» **Requirement**: Report how many lines of the entries below contain the word "Settings", and nothing more.

═════ Dataset records

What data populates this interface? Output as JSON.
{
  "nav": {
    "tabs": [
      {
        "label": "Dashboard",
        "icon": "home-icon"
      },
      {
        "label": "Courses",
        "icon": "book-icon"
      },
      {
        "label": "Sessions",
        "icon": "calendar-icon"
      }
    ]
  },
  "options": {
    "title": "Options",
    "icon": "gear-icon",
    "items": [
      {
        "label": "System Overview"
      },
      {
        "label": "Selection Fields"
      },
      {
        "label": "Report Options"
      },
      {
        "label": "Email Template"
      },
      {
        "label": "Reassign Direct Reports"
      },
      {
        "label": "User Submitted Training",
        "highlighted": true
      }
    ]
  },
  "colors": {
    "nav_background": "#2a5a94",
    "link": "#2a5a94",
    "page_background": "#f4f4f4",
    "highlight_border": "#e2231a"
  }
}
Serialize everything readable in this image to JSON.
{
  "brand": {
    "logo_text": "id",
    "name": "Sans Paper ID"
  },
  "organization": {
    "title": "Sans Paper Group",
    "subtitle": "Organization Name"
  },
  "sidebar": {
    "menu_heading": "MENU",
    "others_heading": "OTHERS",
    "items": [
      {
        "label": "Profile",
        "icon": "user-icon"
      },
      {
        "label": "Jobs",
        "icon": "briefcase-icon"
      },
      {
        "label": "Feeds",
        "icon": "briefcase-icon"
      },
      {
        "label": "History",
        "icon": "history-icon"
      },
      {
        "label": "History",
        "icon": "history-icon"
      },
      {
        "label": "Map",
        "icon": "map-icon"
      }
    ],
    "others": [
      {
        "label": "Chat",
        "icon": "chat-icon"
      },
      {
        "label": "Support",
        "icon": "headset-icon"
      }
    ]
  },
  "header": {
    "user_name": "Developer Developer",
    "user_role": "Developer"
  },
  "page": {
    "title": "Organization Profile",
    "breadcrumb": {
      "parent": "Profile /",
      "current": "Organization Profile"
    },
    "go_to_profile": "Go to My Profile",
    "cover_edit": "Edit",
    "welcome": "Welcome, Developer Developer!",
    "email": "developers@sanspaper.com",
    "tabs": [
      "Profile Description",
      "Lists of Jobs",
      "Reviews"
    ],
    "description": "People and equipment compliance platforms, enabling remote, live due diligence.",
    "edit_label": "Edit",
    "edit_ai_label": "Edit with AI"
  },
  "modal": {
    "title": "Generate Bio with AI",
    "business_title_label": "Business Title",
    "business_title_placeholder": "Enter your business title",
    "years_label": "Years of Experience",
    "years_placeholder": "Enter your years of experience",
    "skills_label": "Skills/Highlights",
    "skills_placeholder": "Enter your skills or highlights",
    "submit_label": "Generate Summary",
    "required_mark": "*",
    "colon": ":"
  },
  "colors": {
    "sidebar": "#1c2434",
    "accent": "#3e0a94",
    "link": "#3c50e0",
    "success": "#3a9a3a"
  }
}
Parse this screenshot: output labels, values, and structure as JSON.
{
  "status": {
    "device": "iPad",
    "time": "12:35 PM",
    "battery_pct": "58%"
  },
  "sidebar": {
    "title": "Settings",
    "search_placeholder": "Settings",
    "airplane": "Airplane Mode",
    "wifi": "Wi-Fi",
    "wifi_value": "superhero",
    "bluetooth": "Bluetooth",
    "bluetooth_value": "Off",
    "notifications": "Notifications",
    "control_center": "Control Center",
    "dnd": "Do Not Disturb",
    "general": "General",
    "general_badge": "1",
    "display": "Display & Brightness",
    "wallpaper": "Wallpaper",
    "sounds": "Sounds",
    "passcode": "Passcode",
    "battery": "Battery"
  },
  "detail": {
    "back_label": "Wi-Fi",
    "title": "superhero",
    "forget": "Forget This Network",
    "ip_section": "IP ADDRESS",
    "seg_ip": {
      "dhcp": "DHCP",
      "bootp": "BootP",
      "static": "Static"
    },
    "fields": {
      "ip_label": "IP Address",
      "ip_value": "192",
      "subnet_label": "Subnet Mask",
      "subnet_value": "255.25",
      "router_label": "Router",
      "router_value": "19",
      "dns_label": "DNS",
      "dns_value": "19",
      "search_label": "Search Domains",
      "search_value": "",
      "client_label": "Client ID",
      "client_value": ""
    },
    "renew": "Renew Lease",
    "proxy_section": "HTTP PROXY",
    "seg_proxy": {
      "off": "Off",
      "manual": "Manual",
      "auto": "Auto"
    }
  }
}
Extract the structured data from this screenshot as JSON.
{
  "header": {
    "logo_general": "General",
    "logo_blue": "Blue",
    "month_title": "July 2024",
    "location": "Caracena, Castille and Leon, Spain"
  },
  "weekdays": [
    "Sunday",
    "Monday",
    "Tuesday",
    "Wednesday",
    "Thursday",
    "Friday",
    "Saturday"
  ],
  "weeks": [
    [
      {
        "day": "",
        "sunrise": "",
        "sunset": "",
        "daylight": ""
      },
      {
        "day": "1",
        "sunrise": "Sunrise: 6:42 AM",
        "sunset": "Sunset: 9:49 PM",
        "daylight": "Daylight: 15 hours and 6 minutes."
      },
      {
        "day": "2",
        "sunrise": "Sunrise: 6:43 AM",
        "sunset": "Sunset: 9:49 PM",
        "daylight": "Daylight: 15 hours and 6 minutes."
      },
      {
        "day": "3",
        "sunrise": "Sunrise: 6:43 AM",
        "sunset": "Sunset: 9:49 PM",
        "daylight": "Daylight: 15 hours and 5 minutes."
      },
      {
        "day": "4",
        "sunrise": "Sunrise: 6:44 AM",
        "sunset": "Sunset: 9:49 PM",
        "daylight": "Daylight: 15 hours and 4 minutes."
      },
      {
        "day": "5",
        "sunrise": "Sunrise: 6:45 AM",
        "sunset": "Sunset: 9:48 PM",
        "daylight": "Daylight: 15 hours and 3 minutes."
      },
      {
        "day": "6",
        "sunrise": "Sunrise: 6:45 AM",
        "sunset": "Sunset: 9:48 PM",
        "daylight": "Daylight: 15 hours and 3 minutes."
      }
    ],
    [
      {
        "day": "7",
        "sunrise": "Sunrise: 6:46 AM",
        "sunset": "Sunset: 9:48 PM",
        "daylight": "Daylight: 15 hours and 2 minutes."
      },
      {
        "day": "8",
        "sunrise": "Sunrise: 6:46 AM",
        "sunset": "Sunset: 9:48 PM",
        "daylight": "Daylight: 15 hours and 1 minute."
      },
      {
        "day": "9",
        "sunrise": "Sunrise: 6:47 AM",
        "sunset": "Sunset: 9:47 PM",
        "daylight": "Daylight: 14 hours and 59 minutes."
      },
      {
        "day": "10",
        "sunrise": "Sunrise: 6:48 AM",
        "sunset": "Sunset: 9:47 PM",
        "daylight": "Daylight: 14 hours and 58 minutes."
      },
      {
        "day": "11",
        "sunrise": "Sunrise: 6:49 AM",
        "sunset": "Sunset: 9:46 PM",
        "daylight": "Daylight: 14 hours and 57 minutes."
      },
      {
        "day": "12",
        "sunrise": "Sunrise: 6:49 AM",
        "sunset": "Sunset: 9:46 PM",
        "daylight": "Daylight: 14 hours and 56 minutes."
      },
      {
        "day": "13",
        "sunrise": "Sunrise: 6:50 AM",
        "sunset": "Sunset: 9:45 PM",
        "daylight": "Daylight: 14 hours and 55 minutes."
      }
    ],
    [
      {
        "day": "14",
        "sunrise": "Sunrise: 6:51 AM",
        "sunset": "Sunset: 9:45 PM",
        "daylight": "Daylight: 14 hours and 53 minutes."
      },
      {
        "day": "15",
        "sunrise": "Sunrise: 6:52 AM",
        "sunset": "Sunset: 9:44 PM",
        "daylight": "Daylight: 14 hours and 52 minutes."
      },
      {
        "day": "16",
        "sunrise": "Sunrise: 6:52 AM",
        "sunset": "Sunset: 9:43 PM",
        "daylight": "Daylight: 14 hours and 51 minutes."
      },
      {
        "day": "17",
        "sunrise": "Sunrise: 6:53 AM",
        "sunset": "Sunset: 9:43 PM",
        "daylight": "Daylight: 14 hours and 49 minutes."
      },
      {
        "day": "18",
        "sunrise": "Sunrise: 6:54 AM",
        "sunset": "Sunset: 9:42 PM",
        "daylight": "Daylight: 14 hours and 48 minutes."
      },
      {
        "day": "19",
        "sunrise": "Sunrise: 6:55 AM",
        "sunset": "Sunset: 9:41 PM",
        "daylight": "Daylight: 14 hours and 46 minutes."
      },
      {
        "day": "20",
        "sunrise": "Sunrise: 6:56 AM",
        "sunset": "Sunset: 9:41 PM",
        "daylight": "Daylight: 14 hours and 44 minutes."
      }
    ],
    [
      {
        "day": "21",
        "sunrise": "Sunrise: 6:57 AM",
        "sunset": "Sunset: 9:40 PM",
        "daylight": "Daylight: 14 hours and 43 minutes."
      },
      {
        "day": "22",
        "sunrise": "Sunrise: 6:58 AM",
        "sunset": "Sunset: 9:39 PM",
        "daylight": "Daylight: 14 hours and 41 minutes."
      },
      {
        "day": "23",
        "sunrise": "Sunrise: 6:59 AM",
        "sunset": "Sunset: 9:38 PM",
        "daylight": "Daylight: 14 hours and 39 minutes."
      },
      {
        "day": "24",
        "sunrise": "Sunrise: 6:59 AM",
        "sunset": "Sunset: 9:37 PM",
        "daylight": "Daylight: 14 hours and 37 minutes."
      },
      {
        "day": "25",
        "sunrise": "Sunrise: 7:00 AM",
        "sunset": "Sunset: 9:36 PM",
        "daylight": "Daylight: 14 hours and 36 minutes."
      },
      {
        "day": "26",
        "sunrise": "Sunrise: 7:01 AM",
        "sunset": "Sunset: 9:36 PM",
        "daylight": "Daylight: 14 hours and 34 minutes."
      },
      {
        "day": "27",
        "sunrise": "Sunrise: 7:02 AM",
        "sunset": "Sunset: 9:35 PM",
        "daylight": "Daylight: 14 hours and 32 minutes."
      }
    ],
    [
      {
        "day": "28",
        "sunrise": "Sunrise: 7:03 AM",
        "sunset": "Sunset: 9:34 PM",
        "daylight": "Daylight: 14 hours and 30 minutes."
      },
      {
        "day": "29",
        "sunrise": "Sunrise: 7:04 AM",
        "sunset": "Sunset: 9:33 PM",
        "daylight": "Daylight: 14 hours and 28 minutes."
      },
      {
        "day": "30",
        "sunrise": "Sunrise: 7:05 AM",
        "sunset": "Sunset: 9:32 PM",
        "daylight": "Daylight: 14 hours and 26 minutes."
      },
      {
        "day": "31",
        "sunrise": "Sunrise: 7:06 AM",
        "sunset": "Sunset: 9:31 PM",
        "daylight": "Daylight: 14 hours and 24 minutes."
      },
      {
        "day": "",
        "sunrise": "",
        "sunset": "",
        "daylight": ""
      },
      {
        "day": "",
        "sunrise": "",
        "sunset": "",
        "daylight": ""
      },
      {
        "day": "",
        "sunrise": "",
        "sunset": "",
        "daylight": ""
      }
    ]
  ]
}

══════════

» **Complete answer**: 2